◆ Required task ◆
Below are some records; repeat them all exactly, minus the pictures.

# # # #

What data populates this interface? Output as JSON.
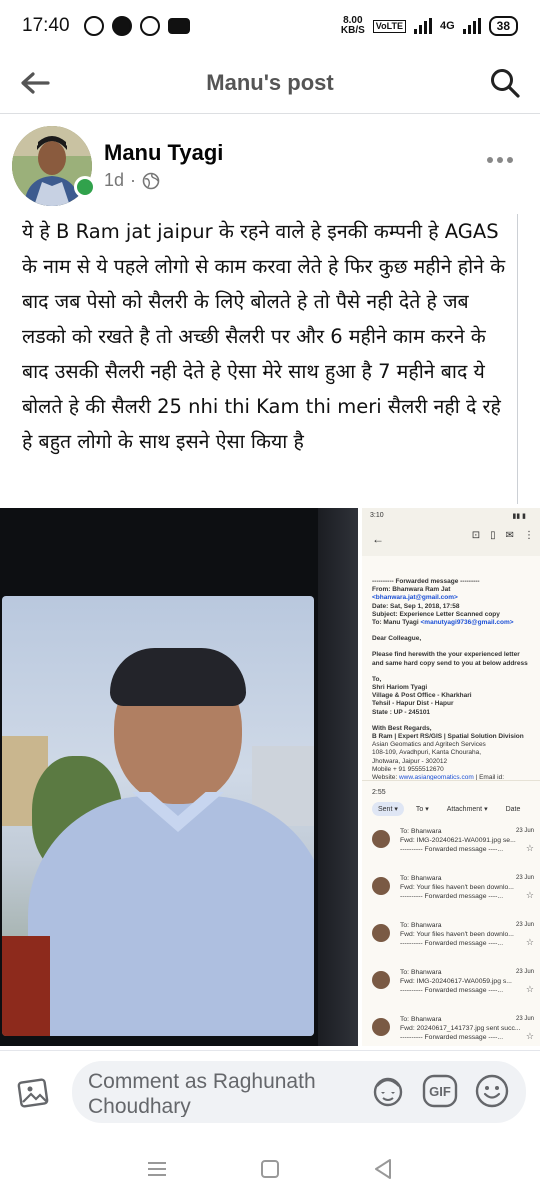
{
  "status_bar": {
    "time": "17:40",
    "net_speed_top": "8.00",
    "net_speed_unit": "KB/S",
    "volte": "VoLTE",
    "network": "4G",
    "battery": "38"
  },
  "app_bar": {
    "title": "Manu's post",
    "back_icon": "arrow-left-icon",
    "search_icon": "search-icon"
  },
  "post": {
    "author": "Manu Tyagi",
    "time_ago": "1d",
    "audience_icon": "globe-icon",
    "more_icon": "more-horizontal-icon",
    "text": "ये हे B Ram jat jaipur के रहने वाले हे इनकी कम्पनी हे AGAS के नाम से ये पहले लोगो से काम करवा लेते हे  फिर कुछ महीने होने के बाद जब पेसो को सैलरी के लिऐ बोलते हे तो पैसे नही देते हे जब लडको को रखते है तो अच्छी सैलरी पर और 6 महीने काम करने के बाद उसकी सैलरी नही देते हे ऐसा मेरे साथ हुआ है 7 महीने बाद ये बोलते हे की सैलरी 25 nhi thi Kam thi meri सैलरी नही दे रहे हे बहुत लोगो के साथ इसने ऐसा किया है"
  },
  "screenshot": {
    "time1": "3:10",
    "header": "---------- Forwarded message ---------",
    "from_label": "From:",
    "from_name": "Bhanwara Ram Jat",
    "from_email": "<bhanwara.jat@gmail.com>",
    "date": "Date: Sat, Sep 1, 2018, 17:58",
    "subject": "Subject: Experience Letter Scanned copy",
    "to_label": "To: Manu Tyagi",
    "to_email": "<manutyagi9736@gmail.com>",
    "greeting": "Dear Colleague,",
    "body": "Please find herewith the your experienced letter and same hard copy send to you at below address",
    "addr1": "To,",
    "addr2": "Shri Hariom Tyagi",
    "addr3": "Village & Post Office - Kharkhari",
    "addr4": "Tehsil - Hapur Dist - Hapur",
    "addr5": "State : UP - 245101",
    "sig1": "With Best Regards,",
    "sig2": "B Ram | Expert RS/GIS | Spatial Solution Division",
    "sig3": "Asian Geomatics and Agritech Services",
    "sig4": "108-109, Avadhpuri, Kanta Chouraha,",
    "sig5": "Jhotwara, Jaipur - 302012",
    "sig6": "Mobile + 91 9555512670",
    "sig7_label": "Website:",
    "sig7_link": "www.asiangeomatics.com",
    "sig7_end": "| Email id:",
    "time2": "2:55",
    "filters": [
      "Sent ▾",
      "To ▾",
      "Attachment ▾",
      "Date"
    ],
    "mails": [
      {
        "to": "To: Bhanwara",
        "date": "23 Jun",
        "subject": "Fwd: IMG-20240621-WA0091.jpg se...",
        "preview": "---------- Forwarded message ----..."
      },
      {
        "to": "To: Bhanwara",
        "date": "23 Jun",
        "subject": "Fwd: Your files haven't been downlo...",
        "preview": "---------- Forwarded message ----..."
      },
      {
        "to": "To: Bhanwara",
        "date": "23 Jun",
        "subject": "Fwd: Your files haven't been downlo...",
        "preview": "---------- Forwarded message ----..."
      },
      {
        "to": "To: Bhanwara",
        "date": "23 Jun",
        "subject": "Fwd: IMG-20240617-WA0059.jpg s...",
        "preview": "---------- Forwarded message ----..."
      },
      {
        "to": "To: Bhanwara",
        "date": "23 Jun",
        "subject": "Fwd: 20240617_141737.jpg sent succ...",
        "preview": "---------- Forwarded message ----..."
      }
    ]
  },
  "comment_bar": {
    "placeholder": "Comment as Raghunath Choudhary",
    "gif_label": "GIF",
    "icons": [
      "photo-icon",
      "avatar-sticker-icon",
      "gif-icon",
      "emoji-icon"
    ]
  },
  "nav_bar": {
    "icons": [
      "recents-icon",
      "home-icon",
      "back-icon"
    ]
  }
}
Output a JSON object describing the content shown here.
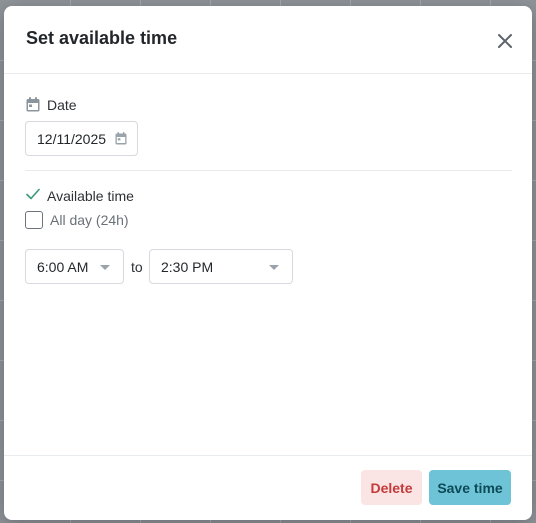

# # # #

◆ Expected output ◆
What data populates this interface? Output as JSON.
{
  "status_bar": {
    "time": "17:40",
    "net_speed_top": "8.00",
    "net_speed_unit": "KB/S",
    "volte": "VoLTE",
    "network": "4G",
    "battery": "38"
  },
  "app_bar": {
    "title": "Manu's post",
    "back_icon": "arrow-left-icon",
    "search_icon": "search-icon"
  },
  "post": {
    "author": "Manu Tyagi",
    "time_ago": "1d",
    "audience_icon": "globe-icon",
    "more_icon": "more-horizontal-icon",
    "text": "ये हे B Ram jat jaipur के रहने वाले हे इनकी कम्पनी हे AGAS के नाम से ये पहले लोगो से काम करवा लेते हे  फिर कुछ महीने होने के बाद जब पेसो को सैलरी के लिऐ बोलते हे तो पैसे नही देते हे जब लडको को रखते है तो अच्छी सैलरी पर और 6 महीने काम करने के बाद उसकी सैलरी नही देते हे ऐसा मेरे साथ हुआ है 7 महीने बाद ये बोलते हे की सैलरी 25 nhi thi Kam thi meri सैलरी नही दे रहे हे बहुत लोगो के साथ इसने ऐसा किया है"
  },
  "screenshot": {
    "time1": "3:10",
    "header": "---------- Forwarded message ---------",
    "from_label": "From:",
    "from_name": "Bhanwara Ram Jat",
    "from_email": "<bhanwara.jat@gmail.com>",
    "date": "Date: Sat, Sep 1, 2018, 17:58",
    "subject": "Subject: Experience Letter Scanned copy",
    "to_label": "To: Manu Tyagi",
    "to_email": "<manutyagi9736@gmail.com>",
    "greeting": "Dear Colleague,",
    "body": "Please find herewith the your experienced letter and same hard copy send to you at below address",
    "addr1": "To,",
    "addr2": "Shri Hariom Tyagi",
    "addr3": "Village & Post Office - Kharkhari",
    "addr4": "Tehsil - Hapur Dist - Hapur",
    "addr5": "State : UP - 245101",
    "sig1": "With Best Regards,",
    "sig2": "B Ram | Expert RS/GIS | Spatial Solution Division",
    "sig3": "Asian Geomatics and Agritech Services",
    "sig4": "108-109, Avadhpuri, Kanta Chouraha,",
    "sig5": "Jhotwara, Jaipur - 302012",
    "sig6": "Mobile + 91 9555512670",
    "sig7_label": "Website:",
    "sig7_link": "www.asiangeomatics.com",
    "sig7_end": "| Email id:",
    "time2": "2:55",
    "filters": [
      "Sent ▾",
      "To ▾",
      "Attachment ▾",
      "Date"
    ],
    "mails": [
      {
        "to": "To: Bhanwara",
        "date": "23 Jun",
        "subject": "Fwd: IMG-20240621-WA0091.jpg se...",
        "preview": "---------- Forwarded message ----..."
      },
      {
        "to": "To: Bhanwara",
        "date": "23 Jun",
        "subject": "Fwd: Your files haven't been downlo...",
        "preview": "---------- Forwarded message ----..."
      },
      {
        "to": "To: Bhanwara",
        "date": "23 Jun",
        "subject": "Fwd: Your files haven't been downlo...",
        "preview": "---------- Forwarded message ----..."
      },
      {
        "to": "To: Bhanwara",
        "date": "23 Jun",
        "subject": "Fwd: IMG-20240617-WA0059.jpg s...",
        "preview": "---------- Forwarded message ----..."
      },
      {
        "to": "To: Bhanwara",
        "date": "23 Jun",
        "subject": "Fwd: 20240617_141737.jpg sent succ...",
        "preview": "---------- Forwarded message ----..."
      }
    ]
  },
  "comment_bar": {
    "placeholder": "Comment as Raghunath Choudhary",
    "gif_label": "GIF",
    "icons": [
      "photo-icon",
      "avatar-sticker-icon",
      "gif-icon",
      "emoji-icon"
    ]
  },
  "nav_bar": {
    "icons": [
      "recents-icon",
      "home-icon",
      "back-icon"
    ]
  }
}
Output a JSON object describing the content shown here.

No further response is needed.